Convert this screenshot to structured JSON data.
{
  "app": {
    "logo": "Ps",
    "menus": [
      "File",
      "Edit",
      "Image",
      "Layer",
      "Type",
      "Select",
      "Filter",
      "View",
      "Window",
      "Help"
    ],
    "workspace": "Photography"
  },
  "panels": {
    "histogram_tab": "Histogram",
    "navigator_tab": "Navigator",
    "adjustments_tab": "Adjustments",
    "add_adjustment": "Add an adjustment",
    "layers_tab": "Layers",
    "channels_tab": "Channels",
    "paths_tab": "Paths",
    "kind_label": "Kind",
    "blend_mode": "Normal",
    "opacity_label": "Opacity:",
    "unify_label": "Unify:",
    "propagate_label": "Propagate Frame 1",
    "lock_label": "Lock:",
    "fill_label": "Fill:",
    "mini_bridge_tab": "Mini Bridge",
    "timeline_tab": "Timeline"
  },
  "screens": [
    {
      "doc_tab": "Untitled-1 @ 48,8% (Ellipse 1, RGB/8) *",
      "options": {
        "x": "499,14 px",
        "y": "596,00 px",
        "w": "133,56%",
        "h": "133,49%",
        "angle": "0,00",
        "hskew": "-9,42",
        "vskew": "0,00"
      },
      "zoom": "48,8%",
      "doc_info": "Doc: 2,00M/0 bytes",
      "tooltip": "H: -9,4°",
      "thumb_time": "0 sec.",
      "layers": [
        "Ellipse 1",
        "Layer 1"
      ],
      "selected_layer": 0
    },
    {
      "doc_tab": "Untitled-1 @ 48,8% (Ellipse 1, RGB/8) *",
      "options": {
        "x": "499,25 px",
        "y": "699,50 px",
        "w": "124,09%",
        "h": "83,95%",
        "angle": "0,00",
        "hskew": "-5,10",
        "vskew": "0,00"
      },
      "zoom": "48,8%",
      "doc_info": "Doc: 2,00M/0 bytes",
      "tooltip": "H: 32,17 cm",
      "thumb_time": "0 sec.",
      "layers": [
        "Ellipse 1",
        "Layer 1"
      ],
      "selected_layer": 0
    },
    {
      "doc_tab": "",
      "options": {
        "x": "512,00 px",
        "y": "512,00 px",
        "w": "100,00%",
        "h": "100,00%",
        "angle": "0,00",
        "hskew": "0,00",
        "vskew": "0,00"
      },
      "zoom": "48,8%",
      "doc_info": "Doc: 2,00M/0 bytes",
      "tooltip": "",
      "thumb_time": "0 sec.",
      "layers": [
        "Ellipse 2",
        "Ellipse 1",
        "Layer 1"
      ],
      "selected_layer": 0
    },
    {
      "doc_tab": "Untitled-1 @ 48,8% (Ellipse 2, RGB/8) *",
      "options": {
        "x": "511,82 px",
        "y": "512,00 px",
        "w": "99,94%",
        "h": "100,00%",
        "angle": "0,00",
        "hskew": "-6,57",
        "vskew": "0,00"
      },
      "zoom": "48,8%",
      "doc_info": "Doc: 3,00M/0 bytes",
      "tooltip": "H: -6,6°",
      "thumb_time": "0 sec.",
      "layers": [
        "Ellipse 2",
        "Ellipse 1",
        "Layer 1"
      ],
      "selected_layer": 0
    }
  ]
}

• Exercise goal:
Write out all of the records above exactly as they appear.

• Final answer:
Convert this screenshot to structured JSON data.
{
  "app": {
    "logo": "Ps",
    "menus": [
      "File",
      "Edit",
      "Image",
      "Layer",
      "Type",
      "Select",
      "Filter",
      "View",
      "Window",
      "Help"
    ],
    "workspace": "Photography"
  },
  "panels": {
    "histogram_tab": "Histogram",
    "navigator_tab": "Navigator",
    "adjustments_tab": "Adjustments",
    "add_adjustment": "Add an adjustment",
    "layers_tab": "Layers",
    "channels_tab": "Channels",
    "paths_tab": "Paths",
    "kind_label": "Kind",
    "blend_mode": "Normal",
    "opacity_label": "Opacity:",
    "unify_label": "Unify:",
    "propagate_label": "Propagate Frame 1",
    "lock_label": "Lock:",
    "fill_label": "Fill:",
    "mini_bridge_tab": "Mini Bridge",
    "timeline_tab": "Timeline"
  },
  "screens": [
    {
      "doc_tab": "Untitled-1 @ 48,8% (Ellipse 1, RGB/8) *",
      "options": {
        "x": "499,14 px",
        "y": "596,00 px",
        "w": "133,56%",
        "h": "133,49%",
        "angle": "0,00",
        "hskew": "-9,42",
        "vskew": "0,00"
      },
      "zoom": "48,8%",
      "doc_info": "Doc: 2,00M/0 bytes",
      "tooltip": "H: -9,4°",
      "thumb_time": "0 sec.",
      "layers": [
        "Ellipse 1",
        "Layer 1"
      ],
      "selected_layer": 0
    },
    {
      "doc_tab": "Untitled-1 @ 48,8% (Ellipse 1, RGB/8) *",
      "options": {
        "x": "499,25 px",
        "y": "699,50 px",
        "w": "124,09%",
        "h": "83,95%",
        "angle": "0,00",
        "hskew": "-5,10",
        "vskew": "0,00"
      },
      "zoom": "48,8%",
      "doc_info": "Doc: 2,00M/0 bytes",
      "tooltip": "H: 32,17 cm",
      "thumb_time": "0 sec.",
      "layers": [
        "Ellipse 1",
        "Layer 1"
      ],
      "selected_layer": 0
    },
    {
      "doc_tab": "",
      "options": {
        "x": "512,00 px",
        "y": "512,00 px",
        "w": "100,00%",
        "h": "100,00%",
        "angle": "0,00",
        "hskew": "0,00",
        "vskew": "0,00"
      },
      "zoom": "48,8%",
      "doc_info": "Doc: 2,00M/0 bytes",
      "tooltip": "",
      "thumb_time": "0 sec.",
      "layers": [
        "Ellipse 2",
        "Ellipse 1",
        "Layer 1"
      ],
      "selected_layer": 0
    },
    {
      "doc_tab": "Untitled-1 @ 48,8% (Ellipse 2, RGB/8) *",
      "options": {
        "x": "511,82 px",
        "y": "512,00 px",
        "w": "99,94%",
        "h": "100,00%",
        "angle": "0,00",
        "hskew": "-6,57",
        "vskew": "0,00"
      },
      "zoom": "48,8%",
      "doc_info": "Doc: 3,00M/0 bytes",
      "tooltip": "H: -6,6°",
      "thumb_time": "0 sec.",
      "layers": [
        "Ellipse 2",
        "Ellipse 1",
        "Layer 1"
      ],
      "selected_layer": 0
    }
  ]
}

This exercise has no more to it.